◆ Records for processing ◆
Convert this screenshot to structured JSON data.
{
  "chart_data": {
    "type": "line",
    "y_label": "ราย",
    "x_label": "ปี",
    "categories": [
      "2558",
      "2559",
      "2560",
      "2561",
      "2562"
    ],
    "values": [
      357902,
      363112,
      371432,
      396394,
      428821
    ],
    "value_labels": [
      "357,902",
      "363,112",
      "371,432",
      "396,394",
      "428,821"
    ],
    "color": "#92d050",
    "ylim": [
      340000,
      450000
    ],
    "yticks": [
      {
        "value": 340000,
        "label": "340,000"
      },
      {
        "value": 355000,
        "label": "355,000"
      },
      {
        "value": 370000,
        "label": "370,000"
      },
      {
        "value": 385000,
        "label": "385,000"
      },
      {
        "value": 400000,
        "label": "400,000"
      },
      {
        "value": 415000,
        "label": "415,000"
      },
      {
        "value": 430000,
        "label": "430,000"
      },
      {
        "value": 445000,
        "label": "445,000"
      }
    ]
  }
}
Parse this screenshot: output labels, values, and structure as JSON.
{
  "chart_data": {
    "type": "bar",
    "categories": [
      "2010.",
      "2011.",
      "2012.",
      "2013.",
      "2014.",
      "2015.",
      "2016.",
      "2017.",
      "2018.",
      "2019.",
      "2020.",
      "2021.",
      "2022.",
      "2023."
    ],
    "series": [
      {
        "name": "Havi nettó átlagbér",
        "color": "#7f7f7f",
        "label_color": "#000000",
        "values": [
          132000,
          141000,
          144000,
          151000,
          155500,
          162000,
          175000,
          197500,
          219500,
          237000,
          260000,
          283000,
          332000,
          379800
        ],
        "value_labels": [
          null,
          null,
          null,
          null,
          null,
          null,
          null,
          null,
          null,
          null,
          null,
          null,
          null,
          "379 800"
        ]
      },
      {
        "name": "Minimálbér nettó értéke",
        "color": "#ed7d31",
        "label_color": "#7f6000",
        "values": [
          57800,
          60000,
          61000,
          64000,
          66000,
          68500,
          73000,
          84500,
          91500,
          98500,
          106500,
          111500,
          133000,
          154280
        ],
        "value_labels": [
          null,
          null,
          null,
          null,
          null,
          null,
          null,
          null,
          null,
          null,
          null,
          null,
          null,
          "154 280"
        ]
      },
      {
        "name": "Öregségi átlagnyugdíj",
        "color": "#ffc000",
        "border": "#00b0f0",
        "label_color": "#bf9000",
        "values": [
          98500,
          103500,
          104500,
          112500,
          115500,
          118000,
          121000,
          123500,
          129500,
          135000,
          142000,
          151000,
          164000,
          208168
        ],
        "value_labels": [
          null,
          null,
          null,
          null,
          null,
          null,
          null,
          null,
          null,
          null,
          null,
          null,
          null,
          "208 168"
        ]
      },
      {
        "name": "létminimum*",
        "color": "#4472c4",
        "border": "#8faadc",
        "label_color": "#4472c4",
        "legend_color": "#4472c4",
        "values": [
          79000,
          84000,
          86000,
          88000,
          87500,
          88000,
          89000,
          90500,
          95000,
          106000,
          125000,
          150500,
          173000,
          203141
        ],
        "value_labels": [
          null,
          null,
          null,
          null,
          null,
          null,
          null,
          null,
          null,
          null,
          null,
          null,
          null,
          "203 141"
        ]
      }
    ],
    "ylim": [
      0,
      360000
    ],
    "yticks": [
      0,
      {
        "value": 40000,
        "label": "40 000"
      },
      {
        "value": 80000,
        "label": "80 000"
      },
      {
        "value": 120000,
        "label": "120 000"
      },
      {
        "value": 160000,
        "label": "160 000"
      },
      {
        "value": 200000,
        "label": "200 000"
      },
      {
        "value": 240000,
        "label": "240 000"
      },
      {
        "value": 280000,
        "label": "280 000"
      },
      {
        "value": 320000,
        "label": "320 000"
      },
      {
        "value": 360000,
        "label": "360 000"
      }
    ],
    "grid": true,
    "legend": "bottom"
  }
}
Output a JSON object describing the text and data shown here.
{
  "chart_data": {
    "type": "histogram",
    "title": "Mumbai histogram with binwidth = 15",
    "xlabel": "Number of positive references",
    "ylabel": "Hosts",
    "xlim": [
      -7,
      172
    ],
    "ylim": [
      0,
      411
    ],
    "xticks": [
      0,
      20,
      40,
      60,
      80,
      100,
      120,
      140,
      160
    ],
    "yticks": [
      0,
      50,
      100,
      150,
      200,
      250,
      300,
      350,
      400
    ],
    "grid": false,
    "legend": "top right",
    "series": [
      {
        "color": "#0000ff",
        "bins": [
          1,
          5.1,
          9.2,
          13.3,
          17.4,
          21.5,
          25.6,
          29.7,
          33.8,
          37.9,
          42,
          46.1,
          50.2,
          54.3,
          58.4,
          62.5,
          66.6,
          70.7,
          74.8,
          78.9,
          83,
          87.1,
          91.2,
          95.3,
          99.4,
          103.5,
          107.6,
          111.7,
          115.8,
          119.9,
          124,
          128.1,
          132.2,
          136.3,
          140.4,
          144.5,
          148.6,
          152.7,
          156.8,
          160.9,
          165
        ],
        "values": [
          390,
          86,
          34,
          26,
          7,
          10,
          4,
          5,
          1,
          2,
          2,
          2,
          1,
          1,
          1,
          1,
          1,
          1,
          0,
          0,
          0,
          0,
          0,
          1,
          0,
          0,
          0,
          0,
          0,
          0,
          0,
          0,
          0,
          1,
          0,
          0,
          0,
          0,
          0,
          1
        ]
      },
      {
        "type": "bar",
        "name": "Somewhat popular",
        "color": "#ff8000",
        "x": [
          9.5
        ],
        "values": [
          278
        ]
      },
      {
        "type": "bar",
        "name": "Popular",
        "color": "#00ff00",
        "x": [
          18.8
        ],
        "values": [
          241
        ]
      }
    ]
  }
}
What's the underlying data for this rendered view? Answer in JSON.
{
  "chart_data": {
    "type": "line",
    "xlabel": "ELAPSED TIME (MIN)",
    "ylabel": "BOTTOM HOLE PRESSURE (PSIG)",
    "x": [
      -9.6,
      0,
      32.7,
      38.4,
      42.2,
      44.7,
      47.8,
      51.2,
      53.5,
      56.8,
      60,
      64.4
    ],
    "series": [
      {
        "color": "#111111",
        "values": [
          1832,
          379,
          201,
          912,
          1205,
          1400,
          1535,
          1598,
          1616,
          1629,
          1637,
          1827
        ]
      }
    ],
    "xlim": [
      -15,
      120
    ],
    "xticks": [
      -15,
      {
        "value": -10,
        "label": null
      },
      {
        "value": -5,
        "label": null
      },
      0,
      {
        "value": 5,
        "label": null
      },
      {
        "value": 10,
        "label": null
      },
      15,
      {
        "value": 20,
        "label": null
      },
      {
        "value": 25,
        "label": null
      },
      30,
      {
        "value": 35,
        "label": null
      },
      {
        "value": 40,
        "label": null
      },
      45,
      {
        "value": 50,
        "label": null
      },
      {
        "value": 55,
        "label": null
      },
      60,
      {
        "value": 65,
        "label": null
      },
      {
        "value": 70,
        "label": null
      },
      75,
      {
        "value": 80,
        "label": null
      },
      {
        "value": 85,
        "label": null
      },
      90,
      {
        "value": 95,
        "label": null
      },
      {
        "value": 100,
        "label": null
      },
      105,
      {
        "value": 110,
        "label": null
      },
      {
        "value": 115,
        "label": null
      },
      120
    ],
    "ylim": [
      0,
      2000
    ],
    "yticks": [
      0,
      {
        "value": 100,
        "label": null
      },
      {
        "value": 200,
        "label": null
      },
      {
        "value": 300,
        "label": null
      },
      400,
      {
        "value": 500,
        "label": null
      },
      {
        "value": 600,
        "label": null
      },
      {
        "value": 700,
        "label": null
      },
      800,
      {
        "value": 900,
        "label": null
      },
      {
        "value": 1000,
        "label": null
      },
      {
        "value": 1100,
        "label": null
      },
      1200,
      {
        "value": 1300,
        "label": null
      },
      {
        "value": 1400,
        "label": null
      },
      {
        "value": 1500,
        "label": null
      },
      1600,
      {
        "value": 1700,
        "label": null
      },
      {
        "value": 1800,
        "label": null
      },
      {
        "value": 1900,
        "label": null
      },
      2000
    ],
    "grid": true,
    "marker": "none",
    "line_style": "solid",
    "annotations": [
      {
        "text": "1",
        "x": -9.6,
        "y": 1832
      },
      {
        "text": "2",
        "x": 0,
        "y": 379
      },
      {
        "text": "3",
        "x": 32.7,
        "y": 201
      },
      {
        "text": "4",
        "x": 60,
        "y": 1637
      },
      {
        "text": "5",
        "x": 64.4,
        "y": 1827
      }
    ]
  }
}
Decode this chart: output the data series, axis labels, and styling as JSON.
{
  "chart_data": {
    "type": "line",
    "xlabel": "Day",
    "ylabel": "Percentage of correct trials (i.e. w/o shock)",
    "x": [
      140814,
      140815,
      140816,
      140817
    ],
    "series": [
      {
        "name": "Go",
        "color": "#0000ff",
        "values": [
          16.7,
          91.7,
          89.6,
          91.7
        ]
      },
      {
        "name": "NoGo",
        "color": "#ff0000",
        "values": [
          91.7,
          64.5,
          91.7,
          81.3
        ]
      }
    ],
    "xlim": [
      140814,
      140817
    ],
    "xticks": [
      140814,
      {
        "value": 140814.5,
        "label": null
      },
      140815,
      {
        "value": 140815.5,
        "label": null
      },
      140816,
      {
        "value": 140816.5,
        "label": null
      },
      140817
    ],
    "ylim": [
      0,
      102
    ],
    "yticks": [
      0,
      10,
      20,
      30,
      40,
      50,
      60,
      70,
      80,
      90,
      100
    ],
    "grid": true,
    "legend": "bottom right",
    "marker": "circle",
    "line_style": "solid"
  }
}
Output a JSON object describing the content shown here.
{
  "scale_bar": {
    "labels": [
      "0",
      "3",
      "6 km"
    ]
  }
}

◆ Exercise aim ◆
Quote only the lines from the one containing "Output a JSON object describing the content" through the final line of the records, with both ends included.

◆ Solved exercise ◆
Output a JSON object describing the content shown here.
{
  "scale_bar": {
    "labels": [
      "0",
      "3",
      "6 km"
    ]
  }
}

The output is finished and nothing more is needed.